* **STATED GOAL**
Copy every line that contains the string "durch" from the entries below.

───── LISTED RECORDS

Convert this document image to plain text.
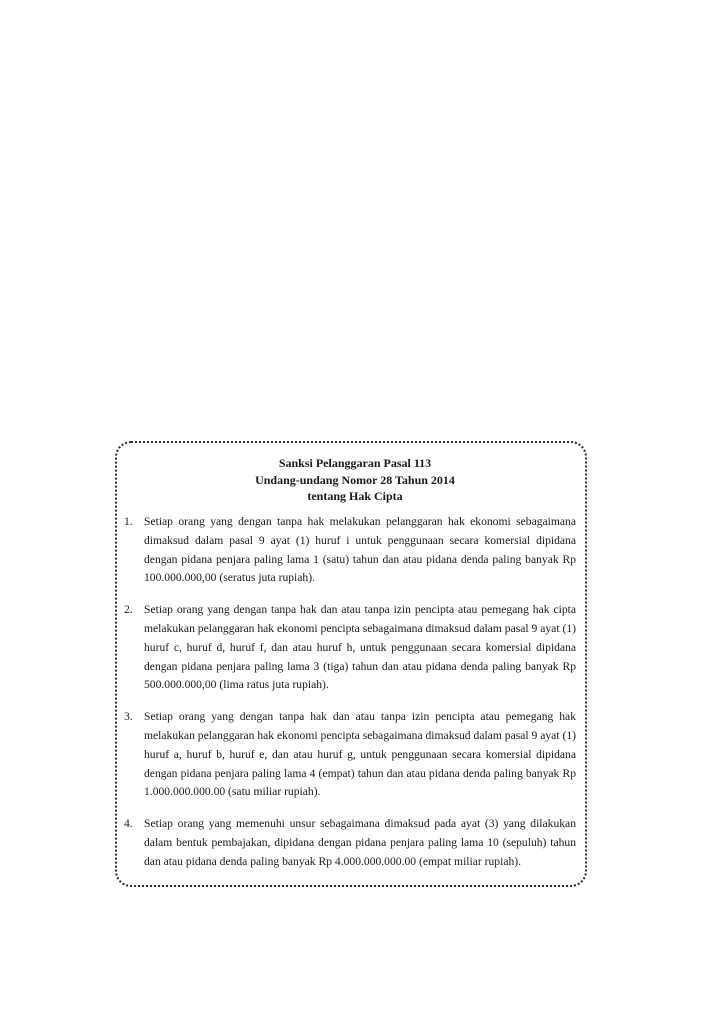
Sanksi Pelanggaran Pasal 113
Undang-undang Nomor 28 Tahun 2014
tentang Hak Cipta
1. Setiap orang yang dengan tanpa hak melakukan pelanggaran hak ekonomi sebagaimana dimaksud dalam pasal 9 ayat (1) huruf i untuk penggunaan secara komersial dipidana dengan pidana penjara paling lama 1 (satu) tahun dan atau pidana denda paling banyak Rp 100.000.000,00 (seratus juta rupiah).
2. Setiap orang yang dengan tanpa hak dan atau tanpa izin pencipta atau pemegang hak cipta melakukan pelanggaran hak ekonomi pencipta sebagaimana dimaksud dalam pasal 9 ayat (1) huruf c, huruf d, huruf f, dan atau huruf h, untuk penggunaan secara komersial dipidana dengan pidana penjara paling lama 3 (tiga) tahun dan atau pidana denda paling banyak Rp 500.000.000,00 (lima ratus juta rupiah).
3. Setiap orang yang dengan tanpa hak dan atau tanpa izin pencipta atau pemegang hak melakukan pelanggaran hak ekonomi pencipta sebagaimana dimaksud dalam pasal 9 ayat (1) huruf a, huruf b, huruf e, dan atau huruf g, untuk penggunaan secara komersial dipidana dengan pidana penjara paling lama 4 (empat) tahun dan atau pidana denda paling banyak Rp 1.000.000.000.00 (satu miliar rupiah).
4. Setiap orang yang memenuhi unsur sebagaimana dimaksud pada ayat (3) yang dilakukan dalam bentuk pembajakan, dipidana dengan pidana penjara paling lama 10 (sepuluh) tahun dan atau pidana denda paling banyak Rp 4.000.000.000.00 (empat miliar rupiah).
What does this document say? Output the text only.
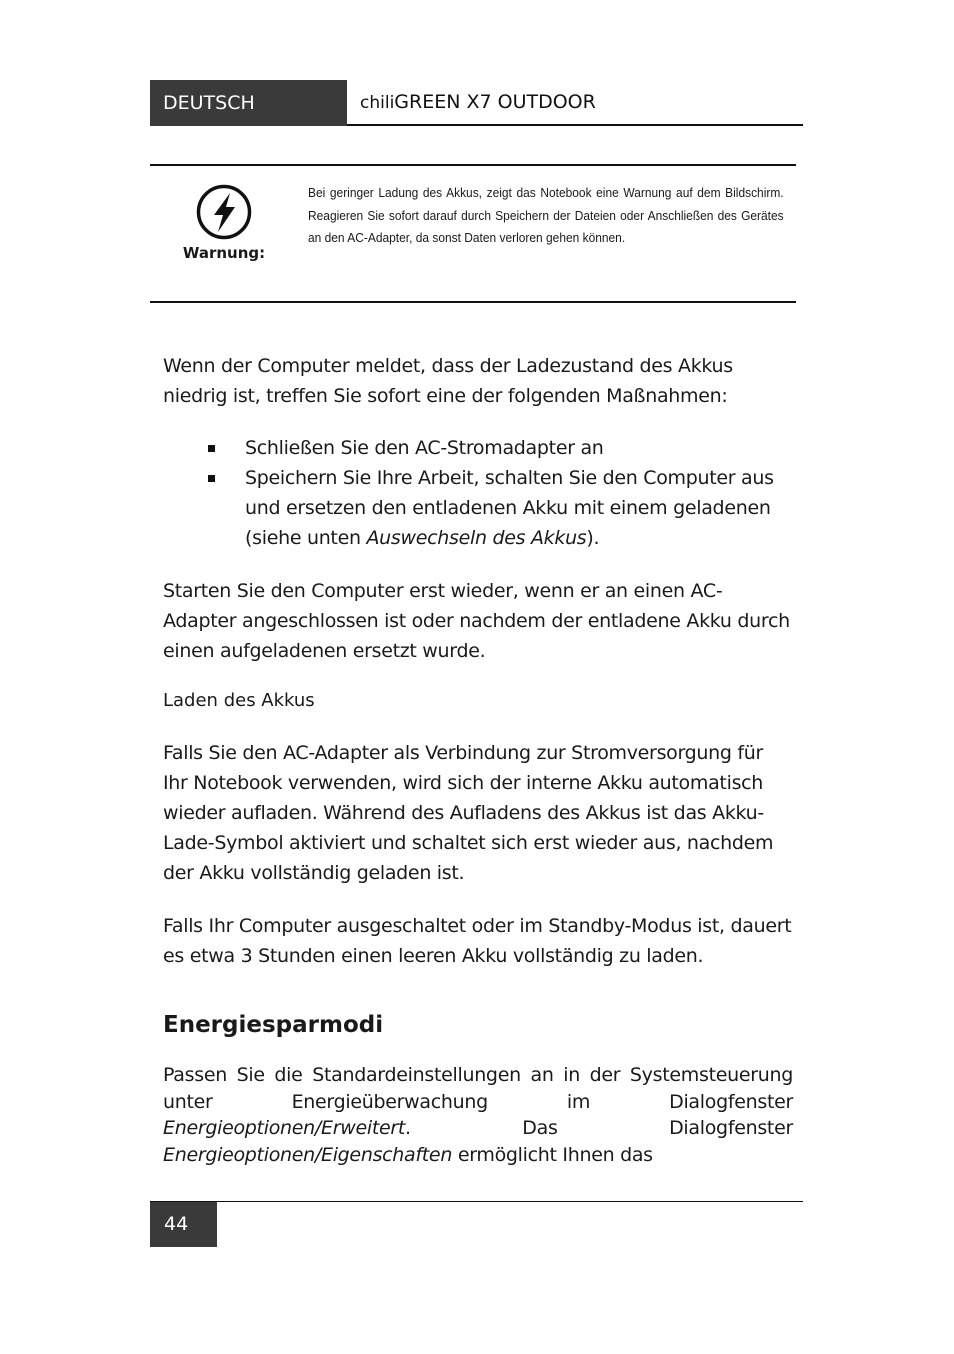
DEUTSCH	chiliGREEN X7 OUTDOOR
Warnung:
Bei geringer Ladung des Akkus, zeigt das Notebook eine Warnung auf dem Bildschirm. Reagieren Sie sofort darauf durch Speichern der Dateien oder Anschließen des Gerätes an den AC-Adapter, da sonst Daten verloren gehen können.
Wenn der Computer meldet, dass der Ladezustand des Akkus niedrig ist, treffen Sie sofort eine der folgenden Maßnahmen:
Schließen Sie den AC-Stromadapter an
Speichern Sie Ihre Arbeit, schalten Sie den Computer aus und ersetzen den entladenen Akku mit einem geladenen (siehe unten Auswechseln des Akkus).
Starten Sie den Computer erst wieder, wenn er an einen AC-Adapter angeschlossen ist oder nachdem der entladene Akku durch einen aufgeladenen ersetzt wurde.
Laden des Akkus
Falls Sie den AC-Adapter als Verbindung zur Stromversorgung für Ihr Notebook verwenden, wird sich der interne Akku automatisch wieder aufladen. Während des Aufladens des Akkus ist das Akku-Lade-Symbol aktiviert und schaltet sich erst wieder aus, nachdem der Akku vollständig geladen ist.
Falls Ihr Computer ausgeschaltet oder im Standby-Modus ist, dauert es etwa 3 Stunden einen leeren Akku vollständig zu laden.
Energiesparmodi
Passen Sie die Standardeinstellungen an in der Systemsteuerung unter Energieüberwachung im Dialogfenster Energieoptionen/Erweitert. Das Dialogfenster Energieoptionen/Eigenschaften ermöglicht Ihnen das
44
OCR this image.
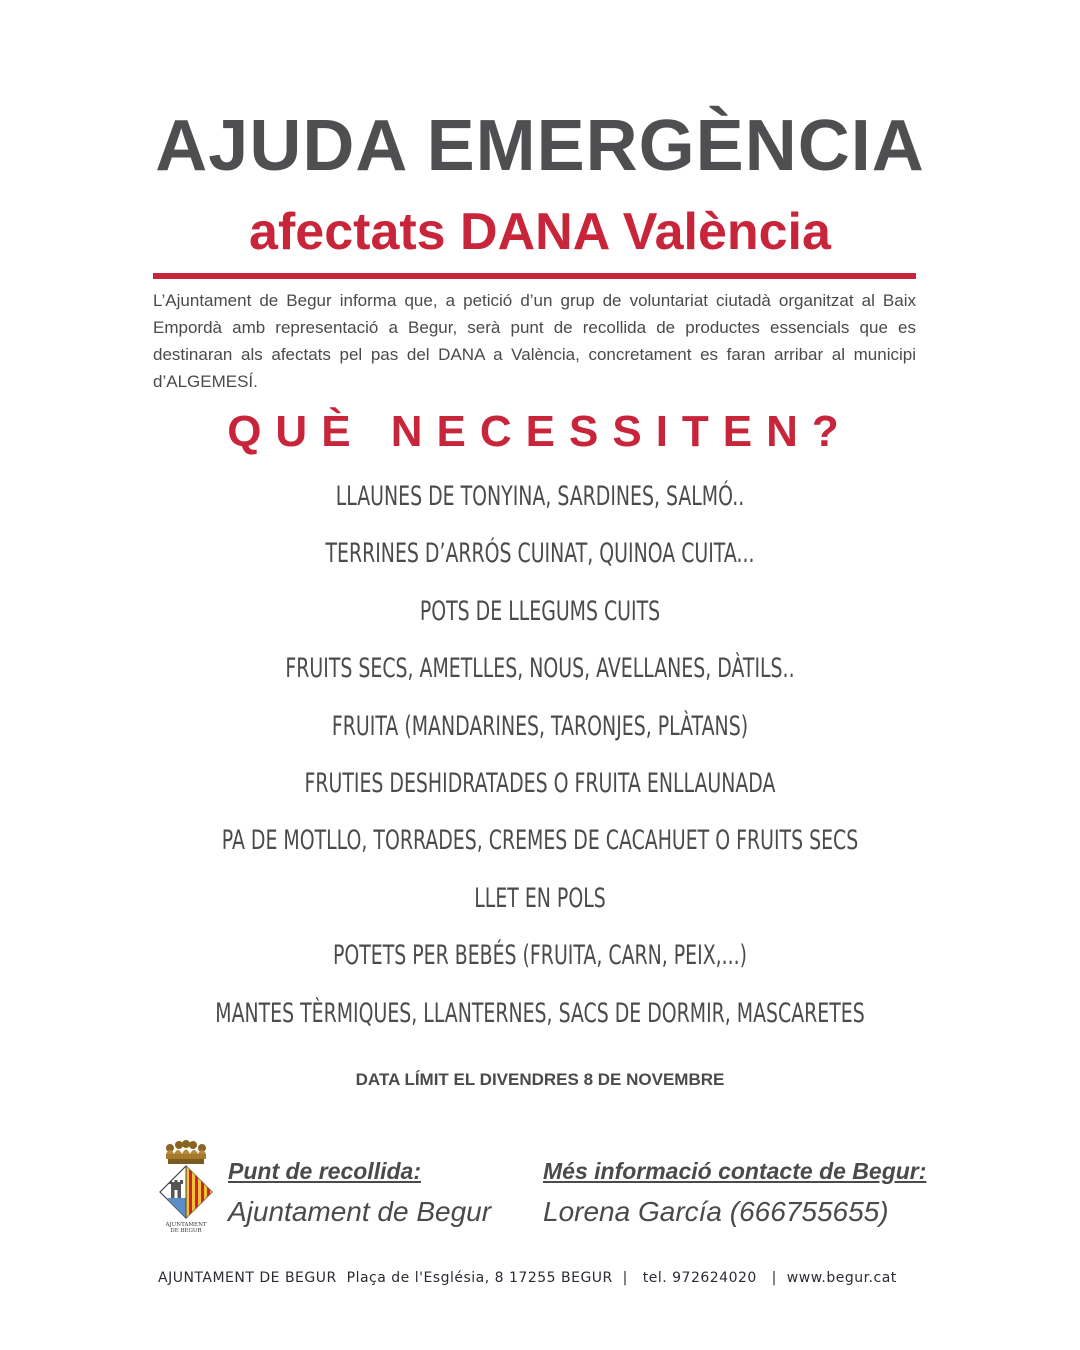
AJUDA EMERGÈNCIA
afectats DANA València

L’Ajuntament de Begur informa que, a petició d’un grup de voluntariat ciutadà organitzat al Baix Empordà amb representació a Begur, serà punt de recollida de productes essencials que es destinaran als afectats pel pas del DANA a València, concretament es faran arribar al municipi d’ALGEMESÍ.

QUÈ NECESSITEN?
LLAUNES DE TONYINA, SARDINES, SALMÓ..
TERRINES D’ARRÓS CUINAT, QUINOA CUITA...
POTS DE LLEGUMS CUITS
FRUITS SECS, AMETLLES, NOUS, AVELLANES, DÀTILS..
FRUITA (MANDARINES, TARONJES, PLÀTANS)
FRUTIES DESHIDRATADES O FRUITA ENLLAUNADA
PA DE MOTLLO, TORRADES, CREMES DE CACAHUET O FRUITS SECS
LLET EN POLS
POTETS PER BEBÉS (FRUITA, CARN, PEIX,...)
MANTES TÈRMIQUES, LLANTERNES, SACS DE DORMIR, MASCARETES
DATA LÍMIT EL DIVENDRES 8 DE NOVEMBRE
AJUNTAMENT
DE BEGUR
Punt de recollida:
Ajuntament de Begur
Més informació contacte de Begur:
Lorena García (666755655)
AJUNTAMENT DE BEGUR Plaça de l'Església, 8 17255 BEGUR  |   tel. 972624020   |  www.begur.cat
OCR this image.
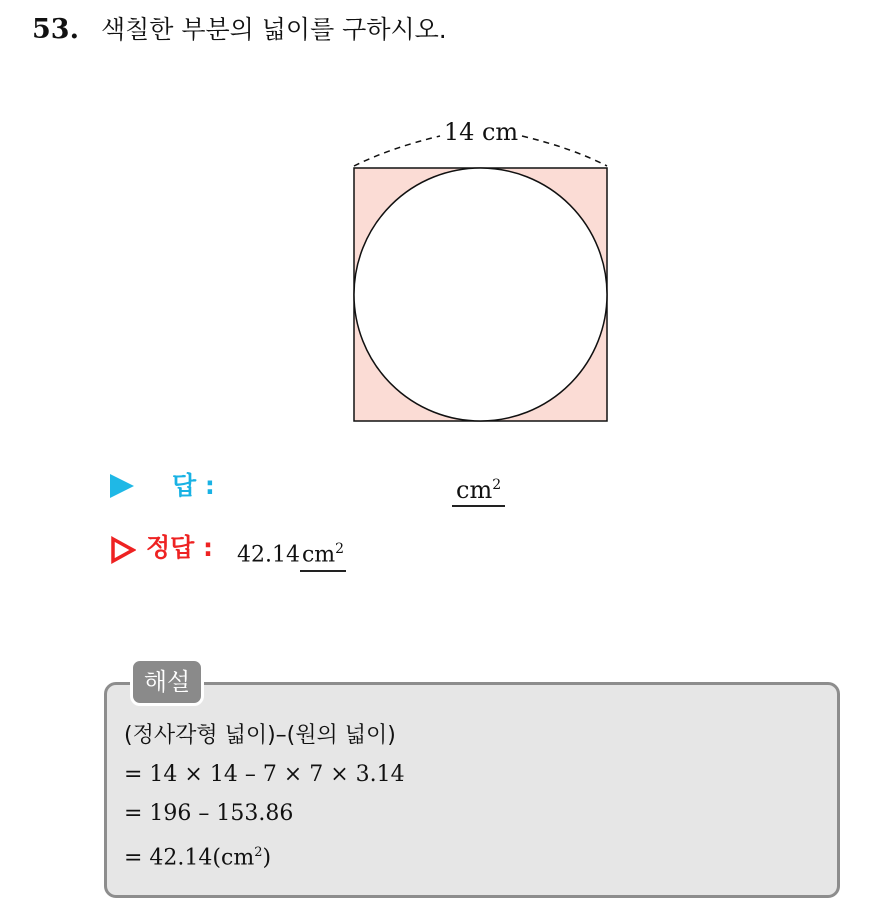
53. 색칠한 부분의 넓이를 구하시오.
14 cm
답 :	$cm^2$
정답 : $42.14cm^2$
해설
(정사각형 넓이)–(원의 넓이)
= 14 × 14 – 7 × 7 × 3.14
= 196 – 153.86
= $42.14(cm^2)$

──────────

* **ANSWER TO THE TASK**
Bei geringer Ladung des Akkus, zeigt das Notebook eine Warnung auf dem Bildschirm. Reagieren Sie sofort darauf durch Speichern der Dateien oder Anschließen des Gerätes an den AC-Adapter, da sonst Daten verloren gehen können.
Starten Sie den Computer erst wieder, wenn er an einen AC-Adapter angeschlossen ist oder nachdem der entladene Akku durch einen aufgeladenen ersetzt wurde.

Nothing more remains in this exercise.